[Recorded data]
══════
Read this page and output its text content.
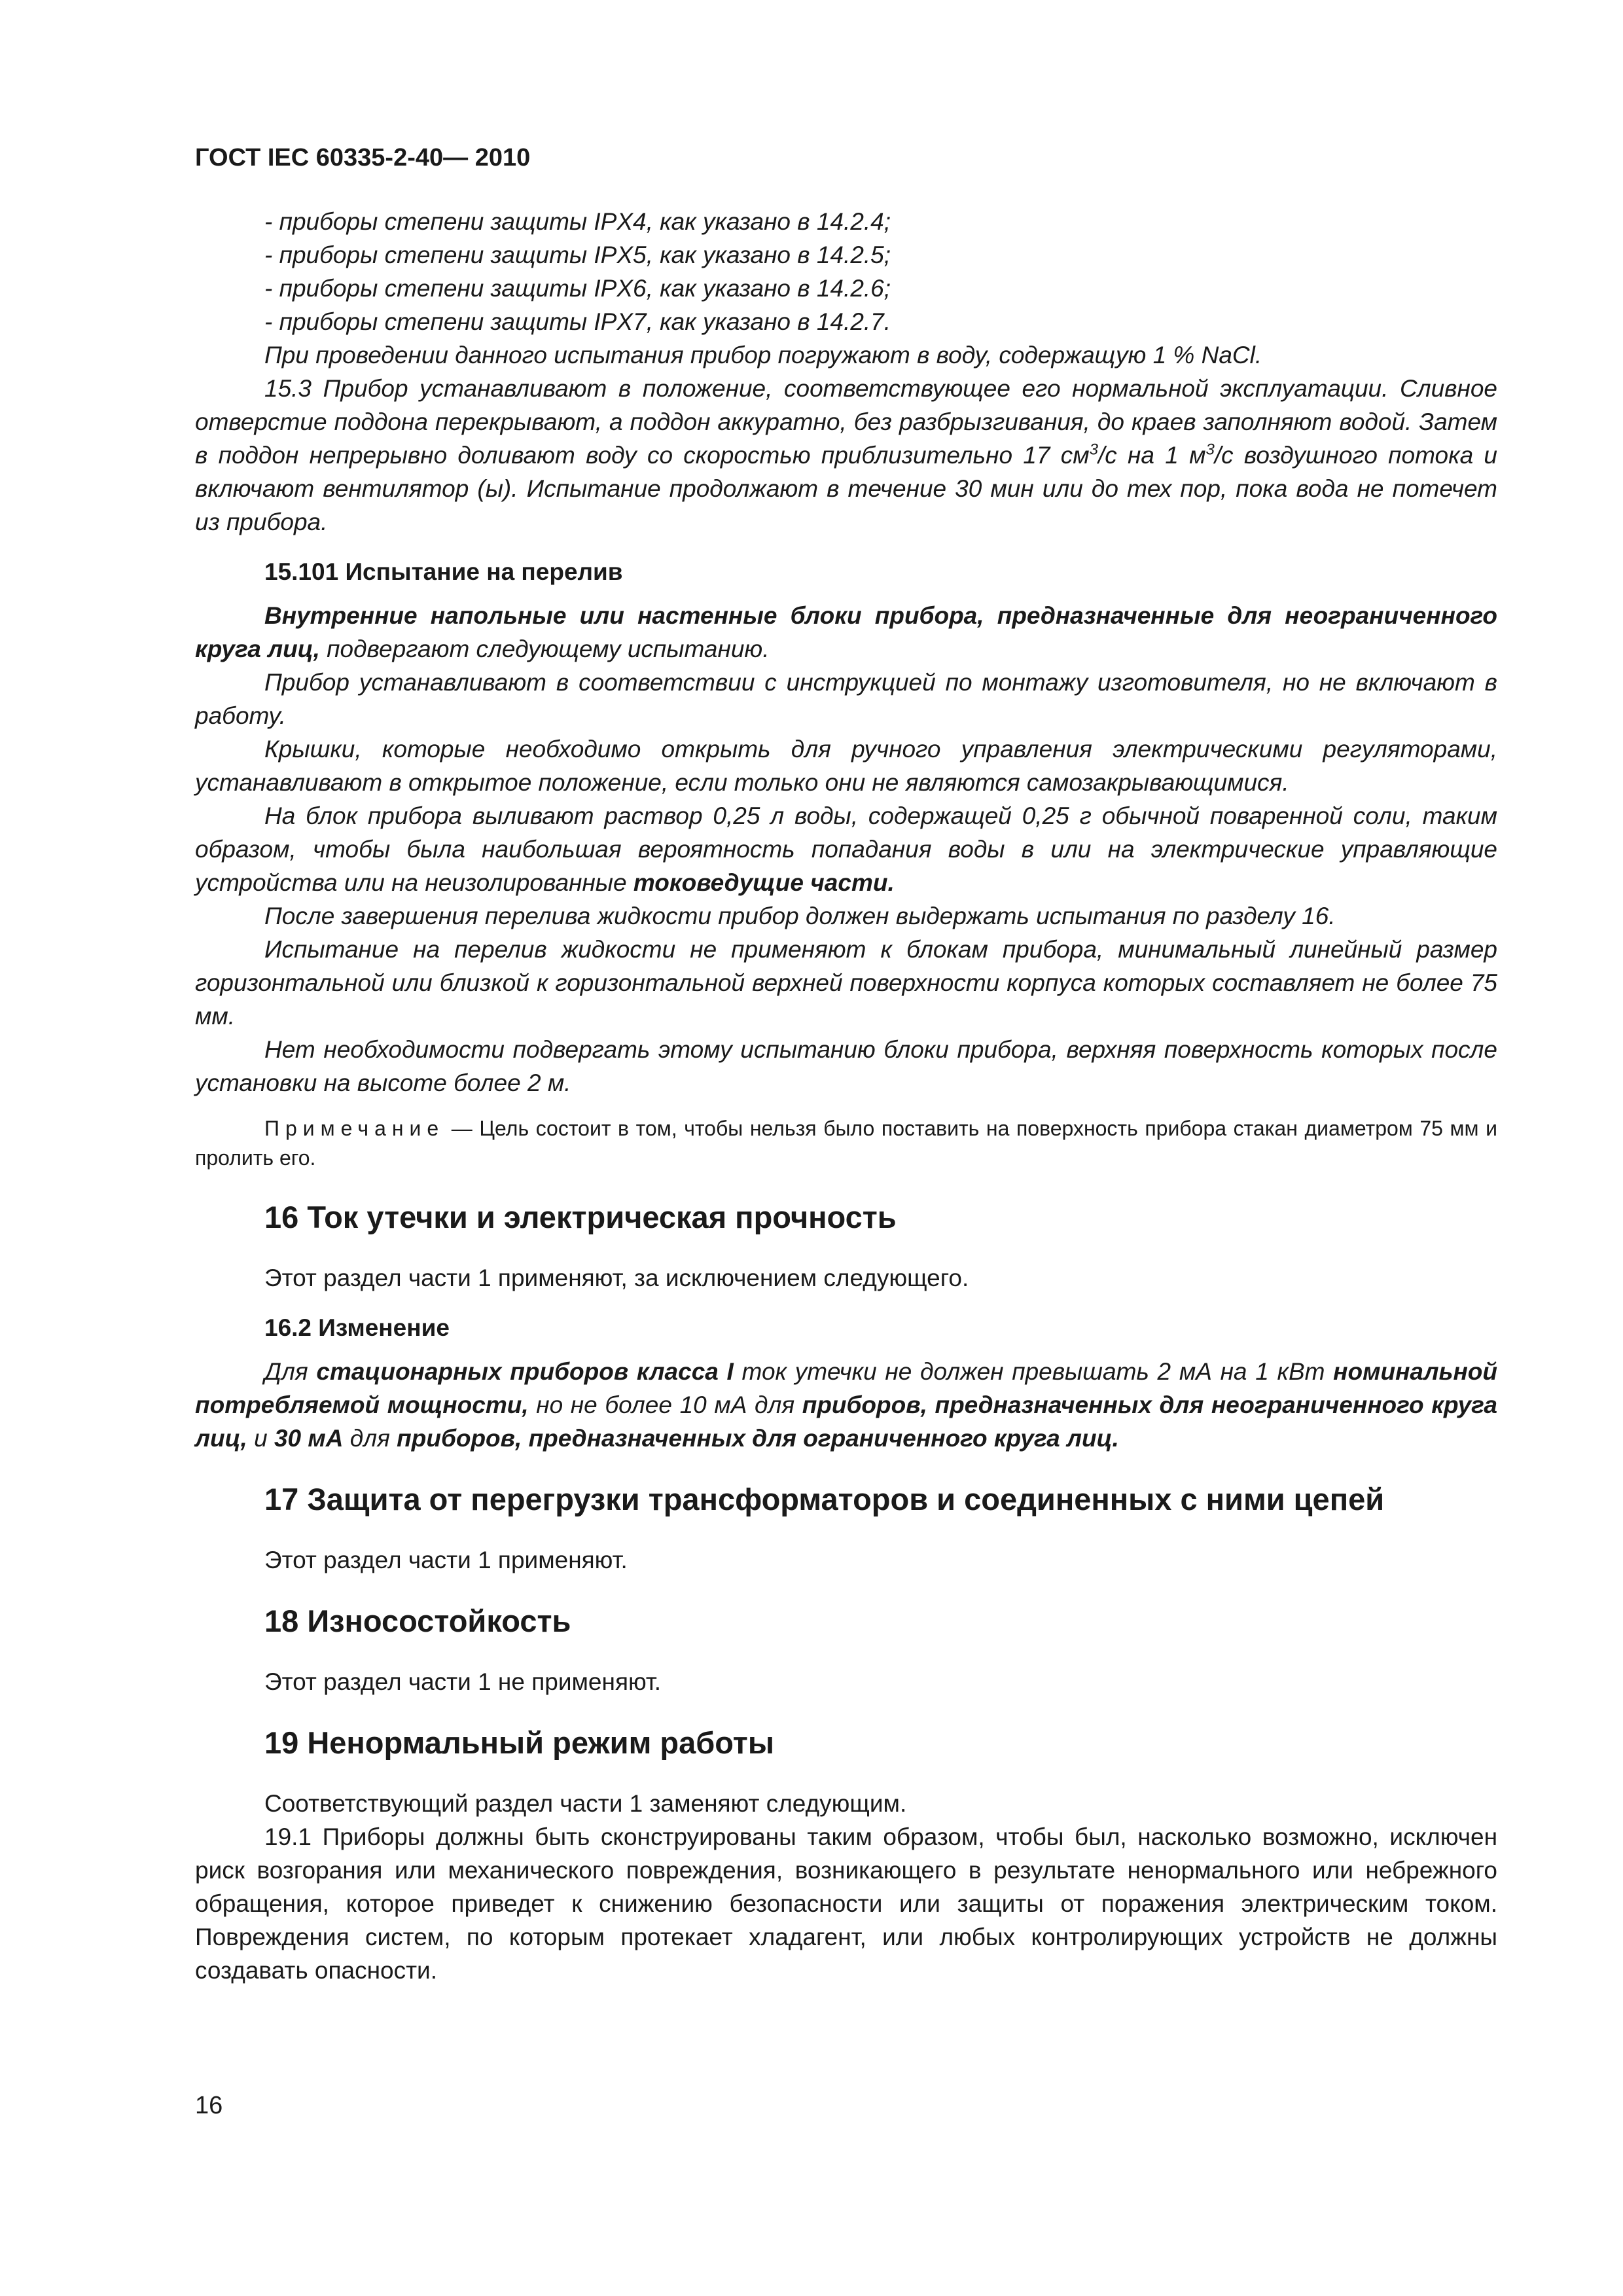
ГОСТ IEC 60335-2-40— 2010

- приборы степени защиты IPX4, как указано в 14.2.4;

- приборы степени защиты IPX5, как указано в 14.2.5;

- приборы степени защиты IPX6, как указано в 14.2.6;

- приборы степени защиты IPX7, как указано в 14.2.7.

При проведении данного испытания прибор погружают в воду, содержащую 1 % NaCl.

15.3 Прибор устанавливают в положение, соответствующее его нормальной эксплуатации. Сливное отверстие поддона перекрывают, а поддон аккуратно, без разбрызгивания, до краев заполняют водой. Затем в поддон непрерывно доливают воду со скоростью приблизительно 17 $см^3/с$ на 1 $м^3/с$ воздушного потока и включают вентилятор (ы). Испытание продолжают в течение 30 мин или до тех пор, пока вода не потечет из прибора.

15.101 Испытание на перелив

Внутренние напольные или настенные блоки прибора, предназначенные для неограниченного круга лиц, подвергают следующему испытанию.

Прибор устанавливают в соответствии с инструкцией по монтажу изготовителя, но не включают в работу.

Крышки, которые необходимо открыть для ручного управления электрическими регуляторами, устанавливают в открытое положение, если только они не являются самозакрывающимися.

На блок прибора выливают раствор 0,25 л воды, содержащей 0,25 г обычной поваренной соли, таким образом, чтобы была наибольшая вероятность попадания воды в или на электрические управляющие устройства или на неизолированные токоведущие части.

После завершения перелива жидкости прибор должен выдержать испытания по разделу 16.

Испытание на перелив жидкости не применяют к блокам прибора, минимальный линейный размер горизонтальной или близкой к горизонтальной верхней поверхности корпуса которых составляет не более 75 мм.

Нет необходимости подвергать этому испытанию блоки прибора, верхняя поверхность которых после установки на высоте более 2 м.

Примечание — Цель состоит в том, чтобы нельзя было поставить на поверхность прибора стакан диаметром 75 мм и пролить его.

16 Ток утечки и электрическая прочность

Этот раздел части 1 применяют, за исключением следующего.

16.2 Изменение

Для стационарных приборов класса I ток утечки не должен превышать 2 мА на 1 кВт номинальной потребляемой мощности, но не более 10 мА для приборов, предназначенных для неограниченного круга лиц, и 30 мА для приборов, предназначенных для ограниченного круга лиц.

17 Защита от перегрузки трансформаторов и соединенных с ними цепей

Этот раздел части 1 применяют.

18 Износостойкость

Этот раздел части 1 не применяют.

19 Ненормальный режим работы

Соответствующий раздел части 1 заменяют следующим.

19.1 Приборы должны быть сконструированы таким образом, чтобы был, насколько возможно, исключен риск возгорания или механического повреждения, возникающего в результате ненормального или небрежного обращения, которое приведет к снижению безопасности или защиты от поражения электрическим током. Повреждения систем, по которым протекает хладагент, или любых контролирующих устройств не должны создавать опасности.

16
══════
THE TASK
Identify the lines in the entries above that contain "испытанию", then copy them out.

CORRECT ANSWER
Внутренние напольные или настенные блоки прибора, предназначенные для неограниченного круга лиц, подвергают следующему испытанию.
Нет необходимости подвергать этому испытанию блоки прибора, верхняя поверхность которых после установки на высоте более 2 м.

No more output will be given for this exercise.